Your objective
Copy every line from the records below that holds the word "英雄盒子Vol".

[Lines of data]
- - - -
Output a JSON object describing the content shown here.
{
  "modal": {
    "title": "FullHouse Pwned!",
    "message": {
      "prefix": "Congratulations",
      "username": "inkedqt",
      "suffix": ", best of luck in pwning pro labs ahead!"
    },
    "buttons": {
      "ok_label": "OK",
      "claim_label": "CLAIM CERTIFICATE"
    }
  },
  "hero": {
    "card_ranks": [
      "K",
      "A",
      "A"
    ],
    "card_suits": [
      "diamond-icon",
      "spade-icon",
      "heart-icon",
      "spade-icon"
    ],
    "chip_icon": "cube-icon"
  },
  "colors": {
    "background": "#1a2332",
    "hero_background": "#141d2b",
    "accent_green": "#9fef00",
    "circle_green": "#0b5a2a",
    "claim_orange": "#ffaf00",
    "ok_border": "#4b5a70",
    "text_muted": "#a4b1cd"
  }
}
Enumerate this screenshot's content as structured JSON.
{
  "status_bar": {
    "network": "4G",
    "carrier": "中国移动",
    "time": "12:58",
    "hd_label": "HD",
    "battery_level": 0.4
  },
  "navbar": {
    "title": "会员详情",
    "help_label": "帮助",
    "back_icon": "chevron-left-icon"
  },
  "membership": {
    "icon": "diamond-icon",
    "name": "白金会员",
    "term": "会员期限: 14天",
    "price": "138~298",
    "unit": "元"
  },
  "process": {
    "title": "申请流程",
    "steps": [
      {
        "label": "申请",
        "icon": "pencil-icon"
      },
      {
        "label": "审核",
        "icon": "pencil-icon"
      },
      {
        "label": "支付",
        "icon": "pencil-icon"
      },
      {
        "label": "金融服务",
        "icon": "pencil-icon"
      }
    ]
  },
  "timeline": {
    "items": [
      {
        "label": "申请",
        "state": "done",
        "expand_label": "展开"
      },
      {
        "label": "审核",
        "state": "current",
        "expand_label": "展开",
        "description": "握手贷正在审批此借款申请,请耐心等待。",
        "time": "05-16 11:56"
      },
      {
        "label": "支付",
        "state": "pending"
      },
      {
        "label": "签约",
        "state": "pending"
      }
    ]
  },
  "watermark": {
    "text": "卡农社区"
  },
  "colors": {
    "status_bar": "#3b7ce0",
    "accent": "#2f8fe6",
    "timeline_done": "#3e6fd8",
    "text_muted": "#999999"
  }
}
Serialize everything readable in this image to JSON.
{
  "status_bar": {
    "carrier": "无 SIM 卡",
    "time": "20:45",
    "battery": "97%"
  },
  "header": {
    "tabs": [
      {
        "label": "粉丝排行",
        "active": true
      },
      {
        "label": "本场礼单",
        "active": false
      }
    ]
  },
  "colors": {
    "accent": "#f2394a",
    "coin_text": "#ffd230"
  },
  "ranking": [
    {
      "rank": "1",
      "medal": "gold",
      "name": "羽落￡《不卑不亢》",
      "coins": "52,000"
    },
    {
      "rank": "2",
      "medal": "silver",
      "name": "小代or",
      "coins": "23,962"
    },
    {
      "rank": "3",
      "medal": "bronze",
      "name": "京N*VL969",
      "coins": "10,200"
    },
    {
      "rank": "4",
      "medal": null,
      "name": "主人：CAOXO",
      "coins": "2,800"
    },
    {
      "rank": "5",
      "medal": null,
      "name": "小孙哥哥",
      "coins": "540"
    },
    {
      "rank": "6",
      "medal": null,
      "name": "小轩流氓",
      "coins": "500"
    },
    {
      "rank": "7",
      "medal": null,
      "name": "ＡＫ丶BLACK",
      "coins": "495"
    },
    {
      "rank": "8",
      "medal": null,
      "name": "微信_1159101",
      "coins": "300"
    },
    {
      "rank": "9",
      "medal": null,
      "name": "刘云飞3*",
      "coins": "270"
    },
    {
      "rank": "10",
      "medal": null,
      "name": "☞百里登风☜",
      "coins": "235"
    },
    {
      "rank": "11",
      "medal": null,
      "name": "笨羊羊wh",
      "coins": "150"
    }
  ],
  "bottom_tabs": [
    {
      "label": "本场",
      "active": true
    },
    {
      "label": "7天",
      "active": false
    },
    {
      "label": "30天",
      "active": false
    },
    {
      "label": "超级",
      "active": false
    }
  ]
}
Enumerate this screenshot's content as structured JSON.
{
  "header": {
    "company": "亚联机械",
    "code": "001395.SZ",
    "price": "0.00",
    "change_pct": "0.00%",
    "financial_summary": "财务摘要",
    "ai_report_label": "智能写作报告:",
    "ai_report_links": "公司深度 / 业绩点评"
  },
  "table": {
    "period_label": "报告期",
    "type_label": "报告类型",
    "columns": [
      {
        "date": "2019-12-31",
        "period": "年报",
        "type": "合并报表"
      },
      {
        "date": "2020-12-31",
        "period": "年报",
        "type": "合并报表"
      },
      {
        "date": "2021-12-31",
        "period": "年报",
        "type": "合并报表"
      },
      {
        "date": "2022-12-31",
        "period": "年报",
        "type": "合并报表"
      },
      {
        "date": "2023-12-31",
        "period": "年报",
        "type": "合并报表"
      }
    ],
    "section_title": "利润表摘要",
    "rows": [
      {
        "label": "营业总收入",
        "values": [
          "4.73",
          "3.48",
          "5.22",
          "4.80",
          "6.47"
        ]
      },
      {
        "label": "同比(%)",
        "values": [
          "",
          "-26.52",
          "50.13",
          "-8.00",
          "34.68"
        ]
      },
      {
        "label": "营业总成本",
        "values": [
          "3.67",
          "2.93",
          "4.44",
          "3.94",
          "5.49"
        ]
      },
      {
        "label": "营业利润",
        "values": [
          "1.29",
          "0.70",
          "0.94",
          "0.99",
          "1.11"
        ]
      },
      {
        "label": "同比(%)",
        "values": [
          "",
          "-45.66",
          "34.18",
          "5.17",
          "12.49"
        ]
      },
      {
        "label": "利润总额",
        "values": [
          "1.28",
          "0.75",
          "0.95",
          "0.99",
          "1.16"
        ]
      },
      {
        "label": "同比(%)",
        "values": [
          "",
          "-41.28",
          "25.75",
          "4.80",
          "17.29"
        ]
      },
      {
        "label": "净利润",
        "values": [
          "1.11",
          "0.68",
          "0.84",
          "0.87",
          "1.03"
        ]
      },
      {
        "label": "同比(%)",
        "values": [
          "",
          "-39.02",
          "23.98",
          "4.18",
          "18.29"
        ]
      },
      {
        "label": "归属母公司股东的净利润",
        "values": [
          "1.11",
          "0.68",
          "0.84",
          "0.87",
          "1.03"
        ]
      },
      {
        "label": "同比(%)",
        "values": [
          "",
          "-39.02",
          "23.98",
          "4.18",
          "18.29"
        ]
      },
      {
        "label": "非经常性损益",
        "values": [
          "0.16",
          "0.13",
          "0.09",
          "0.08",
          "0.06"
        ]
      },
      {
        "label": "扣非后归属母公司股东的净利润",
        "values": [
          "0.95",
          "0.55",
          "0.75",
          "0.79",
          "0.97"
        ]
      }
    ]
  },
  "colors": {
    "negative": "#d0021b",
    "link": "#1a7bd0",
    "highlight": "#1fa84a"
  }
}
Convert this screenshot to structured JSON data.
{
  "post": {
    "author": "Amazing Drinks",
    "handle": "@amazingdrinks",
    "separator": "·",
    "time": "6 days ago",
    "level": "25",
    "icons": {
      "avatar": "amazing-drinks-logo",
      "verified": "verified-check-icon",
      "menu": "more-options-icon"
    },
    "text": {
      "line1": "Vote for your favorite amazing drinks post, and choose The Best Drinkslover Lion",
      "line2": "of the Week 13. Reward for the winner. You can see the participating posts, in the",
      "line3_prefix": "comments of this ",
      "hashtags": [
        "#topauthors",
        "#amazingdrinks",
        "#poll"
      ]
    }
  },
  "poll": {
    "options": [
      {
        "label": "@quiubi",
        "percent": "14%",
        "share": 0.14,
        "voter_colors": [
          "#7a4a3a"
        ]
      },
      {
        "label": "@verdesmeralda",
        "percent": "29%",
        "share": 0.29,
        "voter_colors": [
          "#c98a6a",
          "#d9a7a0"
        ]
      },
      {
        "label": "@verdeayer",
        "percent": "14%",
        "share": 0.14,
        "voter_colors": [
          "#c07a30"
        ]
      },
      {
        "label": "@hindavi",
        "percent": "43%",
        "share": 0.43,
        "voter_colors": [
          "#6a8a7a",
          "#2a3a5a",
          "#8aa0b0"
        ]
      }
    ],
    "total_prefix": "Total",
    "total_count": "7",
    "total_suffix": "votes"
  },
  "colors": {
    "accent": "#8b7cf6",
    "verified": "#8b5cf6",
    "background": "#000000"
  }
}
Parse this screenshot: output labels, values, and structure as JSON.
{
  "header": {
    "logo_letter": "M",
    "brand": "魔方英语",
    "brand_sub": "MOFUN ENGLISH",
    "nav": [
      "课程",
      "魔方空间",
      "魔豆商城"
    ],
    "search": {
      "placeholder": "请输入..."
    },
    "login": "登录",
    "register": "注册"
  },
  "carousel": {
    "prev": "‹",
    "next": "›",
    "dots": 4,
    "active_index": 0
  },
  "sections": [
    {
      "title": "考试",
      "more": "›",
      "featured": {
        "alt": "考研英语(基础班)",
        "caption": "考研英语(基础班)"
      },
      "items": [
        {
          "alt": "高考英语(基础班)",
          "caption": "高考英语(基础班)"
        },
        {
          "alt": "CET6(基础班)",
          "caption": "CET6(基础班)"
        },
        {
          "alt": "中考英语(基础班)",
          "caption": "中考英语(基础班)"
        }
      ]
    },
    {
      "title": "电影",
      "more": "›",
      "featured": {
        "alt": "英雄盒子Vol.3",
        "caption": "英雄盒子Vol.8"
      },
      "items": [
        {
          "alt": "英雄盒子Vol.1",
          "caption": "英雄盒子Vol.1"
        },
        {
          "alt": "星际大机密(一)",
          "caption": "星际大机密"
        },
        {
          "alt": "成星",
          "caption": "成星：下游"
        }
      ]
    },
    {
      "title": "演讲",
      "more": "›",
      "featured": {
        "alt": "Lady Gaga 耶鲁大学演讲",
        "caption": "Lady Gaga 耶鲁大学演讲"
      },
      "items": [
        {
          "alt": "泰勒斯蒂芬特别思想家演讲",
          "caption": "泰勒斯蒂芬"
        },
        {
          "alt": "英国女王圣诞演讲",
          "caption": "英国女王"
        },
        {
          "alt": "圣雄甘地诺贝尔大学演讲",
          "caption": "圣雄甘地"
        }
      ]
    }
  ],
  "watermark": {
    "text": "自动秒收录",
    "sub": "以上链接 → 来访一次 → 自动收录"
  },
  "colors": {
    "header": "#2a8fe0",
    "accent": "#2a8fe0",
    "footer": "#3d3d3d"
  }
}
- - - -
Result
        "alt": "英雄盒子Vol.3",
        "caption": "英雄盒子Vol.8"
          "alt": "英雄盒子Vol.1",
          "caption": "英雄盒子Vol.1"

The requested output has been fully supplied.